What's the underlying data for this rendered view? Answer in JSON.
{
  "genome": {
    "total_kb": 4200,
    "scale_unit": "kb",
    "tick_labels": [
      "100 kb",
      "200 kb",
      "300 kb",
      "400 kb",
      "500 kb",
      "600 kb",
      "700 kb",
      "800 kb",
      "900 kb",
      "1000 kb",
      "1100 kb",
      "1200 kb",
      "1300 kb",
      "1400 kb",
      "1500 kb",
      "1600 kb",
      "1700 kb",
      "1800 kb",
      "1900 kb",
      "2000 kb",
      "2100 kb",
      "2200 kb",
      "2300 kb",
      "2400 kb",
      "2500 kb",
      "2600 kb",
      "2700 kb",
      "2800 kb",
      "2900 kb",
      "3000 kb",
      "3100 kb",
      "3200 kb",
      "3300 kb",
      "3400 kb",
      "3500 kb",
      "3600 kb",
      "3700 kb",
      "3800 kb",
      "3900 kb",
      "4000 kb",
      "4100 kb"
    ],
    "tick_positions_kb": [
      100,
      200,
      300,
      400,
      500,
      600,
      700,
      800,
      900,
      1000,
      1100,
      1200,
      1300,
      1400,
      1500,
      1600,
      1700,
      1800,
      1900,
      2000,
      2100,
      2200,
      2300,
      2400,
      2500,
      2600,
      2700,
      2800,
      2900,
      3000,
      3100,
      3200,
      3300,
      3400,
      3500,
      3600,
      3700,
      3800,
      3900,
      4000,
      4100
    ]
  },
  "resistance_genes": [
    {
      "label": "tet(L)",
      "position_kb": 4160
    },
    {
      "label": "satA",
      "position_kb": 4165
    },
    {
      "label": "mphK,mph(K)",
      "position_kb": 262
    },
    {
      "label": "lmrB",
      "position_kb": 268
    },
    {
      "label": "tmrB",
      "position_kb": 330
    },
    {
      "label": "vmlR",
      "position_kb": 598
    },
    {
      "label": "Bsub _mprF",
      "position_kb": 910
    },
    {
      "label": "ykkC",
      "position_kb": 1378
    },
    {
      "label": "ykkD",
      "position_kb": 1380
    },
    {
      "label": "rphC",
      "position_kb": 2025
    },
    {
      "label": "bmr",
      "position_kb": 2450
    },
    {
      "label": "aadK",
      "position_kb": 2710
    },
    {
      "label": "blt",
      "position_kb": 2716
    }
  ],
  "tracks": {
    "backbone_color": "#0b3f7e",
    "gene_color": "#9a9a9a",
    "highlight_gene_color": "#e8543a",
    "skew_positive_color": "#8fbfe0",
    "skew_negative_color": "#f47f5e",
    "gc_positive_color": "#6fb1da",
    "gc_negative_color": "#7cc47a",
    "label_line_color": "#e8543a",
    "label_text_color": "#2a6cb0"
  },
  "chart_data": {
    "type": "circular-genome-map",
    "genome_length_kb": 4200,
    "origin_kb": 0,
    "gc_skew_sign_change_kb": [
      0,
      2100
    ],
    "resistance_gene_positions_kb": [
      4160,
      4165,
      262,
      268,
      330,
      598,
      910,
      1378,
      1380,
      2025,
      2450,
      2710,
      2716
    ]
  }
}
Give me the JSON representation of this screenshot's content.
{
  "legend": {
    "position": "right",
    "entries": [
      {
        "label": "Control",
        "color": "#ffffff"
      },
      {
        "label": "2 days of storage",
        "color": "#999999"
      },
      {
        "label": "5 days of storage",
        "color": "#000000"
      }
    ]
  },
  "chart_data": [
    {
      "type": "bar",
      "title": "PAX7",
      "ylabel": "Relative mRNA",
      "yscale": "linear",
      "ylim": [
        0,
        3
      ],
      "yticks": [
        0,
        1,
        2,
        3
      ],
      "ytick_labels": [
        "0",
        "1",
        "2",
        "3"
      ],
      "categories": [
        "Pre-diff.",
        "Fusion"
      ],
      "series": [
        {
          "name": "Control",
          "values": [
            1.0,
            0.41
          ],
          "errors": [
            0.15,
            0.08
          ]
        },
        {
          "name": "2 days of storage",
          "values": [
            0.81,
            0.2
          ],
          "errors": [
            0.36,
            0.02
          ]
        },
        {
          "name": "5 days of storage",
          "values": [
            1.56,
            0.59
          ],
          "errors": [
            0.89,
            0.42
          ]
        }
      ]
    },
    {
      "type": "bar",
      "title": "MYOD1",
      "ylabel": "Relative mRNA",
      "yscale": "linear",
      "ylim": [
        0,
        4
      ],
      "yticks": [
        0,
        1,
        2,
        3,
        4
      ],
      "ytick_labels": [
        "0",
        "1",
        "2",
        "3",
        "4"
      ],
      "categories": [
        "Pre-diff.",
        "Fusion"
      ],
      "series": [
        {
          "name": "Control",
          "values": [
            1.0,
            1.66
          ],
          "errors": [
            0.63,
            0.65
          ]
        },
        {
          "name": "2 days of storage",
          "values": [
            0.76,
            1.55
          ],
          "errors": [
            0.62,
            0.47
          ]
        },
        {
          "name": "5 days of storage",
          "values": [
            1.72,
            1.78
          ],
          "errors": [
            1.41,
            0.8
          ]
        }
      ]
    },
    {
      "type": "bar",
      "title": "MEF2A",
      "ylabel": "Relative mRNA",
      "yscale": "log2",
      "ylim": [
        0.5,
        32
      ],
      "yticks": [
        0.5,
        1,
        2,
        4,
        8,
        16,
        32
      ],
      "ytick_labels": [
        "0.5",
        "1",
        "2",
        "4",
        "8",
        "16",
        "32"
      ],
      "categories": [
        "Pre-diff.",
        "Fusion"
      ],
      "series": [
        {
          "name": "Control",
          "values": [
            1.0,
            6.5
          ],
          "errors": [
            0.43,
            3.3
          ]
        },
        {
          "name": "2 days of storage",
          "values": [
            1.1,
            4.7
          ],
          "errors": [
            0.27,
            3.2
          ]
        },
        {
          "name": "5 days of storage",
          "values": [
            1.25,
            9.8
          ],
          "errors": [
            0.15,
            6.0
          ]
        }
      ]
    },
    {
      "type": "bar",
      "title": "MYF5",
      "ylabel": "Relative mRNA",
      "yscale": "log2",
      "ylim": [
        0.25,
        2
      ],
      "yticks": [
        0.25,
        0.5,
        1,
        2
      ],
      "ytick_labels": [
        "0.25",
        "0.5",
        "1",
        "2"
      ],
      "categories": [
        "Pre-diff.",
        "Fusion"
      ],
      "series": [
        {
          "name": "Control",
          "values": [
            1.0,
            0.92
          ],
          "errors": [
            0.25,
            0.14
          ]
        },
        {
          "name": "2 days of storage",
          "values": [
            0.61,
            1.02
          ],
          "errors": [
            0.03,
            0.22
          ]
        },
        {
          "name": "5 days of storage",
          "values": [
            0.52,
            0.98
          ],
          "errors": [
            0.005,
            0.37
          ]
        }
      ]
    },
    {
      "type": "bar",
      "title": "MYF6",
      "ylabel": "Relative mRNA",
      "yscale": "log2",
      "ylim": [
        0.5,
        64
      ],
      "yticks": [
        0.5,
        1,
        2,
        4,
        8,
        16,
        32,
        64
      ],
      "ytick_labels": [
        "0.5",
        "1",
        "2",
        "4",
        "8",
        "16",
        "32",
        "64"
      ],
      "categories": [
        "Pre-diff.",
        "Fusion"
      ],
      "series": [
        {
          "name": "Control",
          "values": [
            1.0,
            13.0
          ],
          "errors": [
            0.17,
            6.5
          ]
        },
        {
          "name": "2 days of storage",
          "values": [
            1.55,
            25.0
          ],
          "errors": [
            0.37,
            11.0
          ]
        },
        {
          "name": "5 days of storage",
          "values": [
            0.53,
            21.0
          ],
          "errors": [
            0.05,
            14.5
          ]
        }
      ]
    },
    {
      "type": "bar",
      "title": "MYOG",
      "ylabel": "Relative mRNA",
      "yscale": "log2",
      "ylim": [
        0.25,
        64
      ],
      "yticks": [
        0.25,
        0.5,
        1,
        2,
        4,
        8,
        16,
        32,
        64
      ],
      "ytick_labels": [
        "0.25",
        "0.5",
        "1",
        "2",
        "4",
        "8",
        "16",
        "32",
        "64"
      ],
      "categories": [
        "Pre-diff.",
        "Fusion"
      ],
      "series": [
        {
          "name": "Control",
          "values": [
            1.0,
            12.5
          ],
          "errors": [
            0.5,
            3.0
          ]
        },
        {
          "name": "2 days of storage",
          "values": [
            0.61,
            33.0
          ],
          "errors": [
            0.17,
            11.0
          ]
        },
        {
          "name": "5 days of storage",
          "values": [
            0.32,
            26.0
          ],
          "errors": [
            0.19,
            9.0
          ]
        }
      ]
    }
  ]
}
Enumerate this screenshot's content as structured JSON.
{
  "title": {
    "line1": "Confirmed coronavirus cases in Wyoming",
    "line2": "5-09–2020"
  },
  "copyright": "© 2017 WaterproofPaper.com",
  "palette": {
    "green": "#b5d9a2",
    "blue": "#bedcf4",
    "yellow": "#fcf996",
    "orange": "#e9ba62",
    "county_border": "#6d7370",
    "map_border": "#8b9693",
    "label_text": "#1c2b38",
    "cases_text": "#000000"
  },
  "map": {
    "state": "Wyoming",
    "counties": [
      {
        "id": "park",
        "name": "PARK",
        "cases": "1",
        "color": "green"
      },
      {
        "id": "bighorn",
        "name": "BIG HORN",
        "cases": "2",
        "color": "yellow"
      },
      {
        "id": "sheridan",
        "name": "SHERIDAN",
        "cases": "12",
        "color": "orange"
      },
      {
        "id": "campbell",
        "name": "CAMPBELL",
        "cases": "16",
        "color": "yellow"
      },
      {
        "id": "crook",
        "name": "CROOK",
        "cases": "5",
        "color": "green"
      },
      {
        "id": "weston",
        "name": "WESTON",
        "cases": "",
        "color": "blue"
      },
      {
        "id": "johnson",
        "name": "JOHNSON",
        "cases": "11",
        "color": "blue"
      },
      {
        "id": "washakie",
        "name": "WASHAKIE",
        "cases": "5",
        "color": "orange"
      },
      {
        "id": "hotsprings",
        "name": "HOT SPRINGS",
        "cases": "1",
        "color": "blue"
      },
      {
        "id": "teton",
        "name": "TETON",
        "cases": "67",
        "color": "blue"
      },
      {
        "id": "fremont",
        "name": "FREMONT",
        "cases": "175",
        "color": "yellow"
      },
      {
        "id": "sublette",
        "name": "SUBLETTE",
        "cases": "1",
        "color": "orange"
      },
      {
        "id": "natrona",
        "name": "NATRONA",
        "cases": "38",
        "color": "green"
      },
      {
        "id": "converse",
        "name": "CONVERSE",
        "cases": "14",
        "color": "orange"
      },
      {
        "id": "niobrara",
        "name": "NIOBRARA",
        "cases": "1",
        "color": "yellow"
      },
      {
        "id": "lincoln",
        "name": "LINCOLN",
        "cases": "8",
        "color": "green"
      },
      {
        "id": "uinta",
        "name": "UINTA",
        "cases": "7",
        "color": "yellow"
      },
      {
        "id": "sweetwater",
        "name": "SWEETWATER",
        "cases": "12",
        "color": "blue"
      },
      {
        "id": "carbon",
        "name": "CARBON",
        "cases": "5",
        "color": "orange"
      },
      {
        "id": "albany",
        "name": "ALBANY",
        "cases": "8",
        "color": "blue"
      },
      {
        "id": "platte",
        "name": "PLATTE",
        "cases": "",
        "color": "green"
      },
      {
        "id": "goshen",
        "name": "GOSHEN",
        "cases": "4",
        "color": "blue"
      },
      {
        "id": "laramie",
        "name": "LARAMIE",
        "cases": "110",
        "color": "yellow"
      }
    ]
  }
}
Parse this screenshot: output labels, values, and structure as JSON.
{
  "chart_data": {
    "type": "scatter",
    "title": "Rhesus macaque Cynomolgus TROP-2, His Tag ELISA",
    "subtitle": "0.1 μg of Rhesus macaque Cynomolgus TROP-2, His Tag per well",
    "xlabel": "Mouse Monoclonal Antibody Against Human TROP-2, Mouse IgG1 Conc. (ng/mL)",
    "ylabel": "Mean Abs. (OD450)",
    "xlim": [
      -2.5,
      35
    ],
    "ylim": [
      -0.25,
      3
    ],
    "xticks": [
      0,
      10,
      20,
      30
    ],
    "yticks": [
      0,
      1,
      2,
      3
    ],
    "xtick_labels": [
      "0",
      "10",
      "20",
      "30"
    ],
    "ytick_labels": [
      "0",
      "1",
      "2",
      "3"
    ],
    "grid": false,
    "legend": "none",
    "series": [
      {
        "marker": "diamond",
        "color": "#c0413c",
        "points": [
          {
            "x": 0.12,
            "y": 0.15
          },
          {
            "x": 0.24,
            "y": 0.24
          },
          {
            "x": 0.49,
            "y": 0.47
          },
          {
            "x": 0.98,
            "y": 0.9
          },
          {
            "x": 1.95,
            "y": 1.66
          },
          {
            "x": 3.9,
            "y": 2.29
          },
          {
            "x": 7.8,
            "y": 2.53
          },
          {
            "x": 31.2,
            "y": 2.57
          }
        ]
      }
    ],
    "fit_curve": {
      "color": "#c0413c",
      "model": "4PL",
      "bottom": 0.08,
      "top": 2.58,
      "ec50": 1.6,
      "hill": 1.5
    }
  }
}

━━━━━━━━━━━━━━━━

> What to produce:
Give back exactly the lines from the one that contains "Parse this screenshot: output" to the end of the material, both ends kept, and no other line.

> Answer box:
Parse this screenshot: output labels, values, and structure as JSON.
{
  "chart_data": {
    "type": "scatter",
    "title": "Rhesus macaque Cynomolgus TROP-2, His Tag ELISA",
    "subtitle": "0.1 μg of Rhesus macaque Cynomolgus TROP-2, His Tag per well",
    "xlabel": "Mouse Monoclonal Antibody Against Human TROP-2, Mouse IgG1 Conc. (ng/mL)",
    "ylabel": "Mean Abs. (OD450)",
    "xlim": [
      -2.5,
      35
    ],
    "ylim": [
      -0.25,
      3
    ],
    "xticks": [
      0,
      10,
      20,
      30
    ],
    "yticks": [
      0,
      1,
      2,
      3
    ],
    "xtick_labels": [
      "0",
      "10",
      "20",
      "30"
    ],
    "ytick_labels": [
      "0",
      "1",
      "2",
      "3"
    ],
    "grid": false,
    "legend": "none",
    "series": [
      {
        "marker": "diamond",
        "color": "#c0413c",
        "points": [
          {
            "x": 0.12,
            "y": 0.15
          },
          {
            "x": 0.24,
            "y": 0.24
          },
          {
            "x": 0.49,
            "y": 0.47
          },
          {
            "x": 0.98,
            "y": 0.9
          },
          {
            "x": 1.95,
            "y": 1.66
          },
          {
            "x": 3.9,
            "y": 2.29
          },
          {
            "x": 7.8,
            "y": 2.53
          },
          {
            "x": 31.2,
            "y": 2.57
          }
        ]
      }
    ],
    "fit_curve": {
      "color": "#c0413c",
      "model": "4PL",
      "bottom": 0.08,
      "top": 2.58,
      "ec50": 1.6,
      "hill": 1.5
    }
  }
}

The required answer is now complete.